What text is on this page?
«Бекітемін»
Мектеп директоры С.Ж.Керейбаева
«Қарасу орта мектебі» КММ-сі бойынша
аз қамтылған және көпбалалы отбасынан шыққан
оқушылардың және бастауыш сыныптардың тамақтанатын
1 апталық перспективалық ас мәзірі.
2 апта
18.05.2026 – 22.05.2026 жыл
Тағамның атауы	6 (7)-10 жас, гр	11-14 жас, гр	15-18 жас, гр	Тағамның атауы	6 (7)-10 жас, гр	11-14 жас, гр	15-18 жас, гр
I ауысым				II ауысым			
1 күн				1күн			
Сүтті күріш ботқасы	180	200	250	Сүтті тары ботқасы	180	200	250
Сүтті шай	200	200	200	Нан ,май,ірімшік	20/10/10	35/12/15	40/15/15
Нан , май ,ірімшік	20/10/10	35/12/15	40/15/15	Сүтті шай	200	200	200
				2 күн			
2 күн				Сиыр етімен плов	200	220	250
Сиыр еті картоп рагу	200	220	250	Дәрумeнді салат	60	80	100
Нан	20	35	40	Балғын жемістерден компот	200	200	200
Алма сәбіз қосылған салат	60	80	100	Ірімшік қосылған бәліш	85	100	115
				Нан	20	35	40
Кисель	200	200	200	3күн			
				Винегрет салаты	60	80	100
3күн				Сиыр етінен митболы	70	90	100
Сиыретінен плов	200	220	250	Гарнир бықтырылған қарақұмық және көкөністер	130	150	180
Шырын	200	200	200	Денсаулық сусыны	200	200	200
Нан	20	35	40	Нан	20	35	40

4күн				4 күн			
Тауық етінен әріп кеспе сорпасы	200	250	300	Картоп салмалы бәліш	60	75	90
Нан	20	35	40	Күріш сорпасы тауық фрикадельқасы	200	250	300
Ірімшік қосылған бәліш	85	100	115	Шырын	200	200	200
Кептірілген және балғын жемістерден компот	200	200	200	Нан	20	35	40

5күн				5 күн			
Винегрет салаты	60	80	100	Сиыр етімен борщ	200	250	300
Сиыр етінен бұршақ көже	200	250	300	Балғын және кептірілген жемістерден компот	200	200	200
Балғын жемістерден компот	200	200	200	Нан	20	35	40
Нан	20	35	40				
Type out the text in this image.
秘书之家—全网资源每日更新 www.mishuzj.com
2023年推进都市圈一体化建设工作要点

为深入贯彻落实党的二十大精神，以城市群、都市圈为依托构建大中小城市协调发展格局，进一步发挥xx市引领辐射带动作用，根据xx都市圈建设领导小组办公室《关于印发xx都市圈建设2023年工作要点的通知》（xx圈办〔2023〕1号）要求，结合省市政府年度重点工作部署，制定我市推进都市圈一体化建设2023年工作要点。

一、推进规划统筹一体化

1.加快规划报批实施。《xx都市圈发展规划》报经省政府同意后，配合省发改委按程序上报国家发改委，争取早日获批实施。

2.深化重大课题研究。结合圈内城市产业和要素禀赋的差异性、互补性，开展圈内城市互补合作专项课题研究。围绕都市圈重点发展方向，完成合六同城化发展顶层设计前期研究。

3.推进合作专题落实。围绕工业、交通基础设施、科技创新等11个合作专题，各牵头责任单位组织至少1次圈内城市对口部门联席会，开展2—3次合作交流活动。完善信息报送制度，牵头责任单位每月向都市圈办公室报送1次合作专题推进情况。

# # # # # # #

Task: Scan the lines for the string "Сүтті". Pick out every line that has it.

Output for this task:
Сүтті күріш ботқасы	180	200	250	Сүтті тары ботқасы	180	200	250
Сүтті шай	200	200	200	Нан ,май,ірімшік	20/10/10	35/12/15	40/15/15
Нан , май ,ірімшік	20/10/10	35/12/15	40/15/15	Сүтті шай	200	200	200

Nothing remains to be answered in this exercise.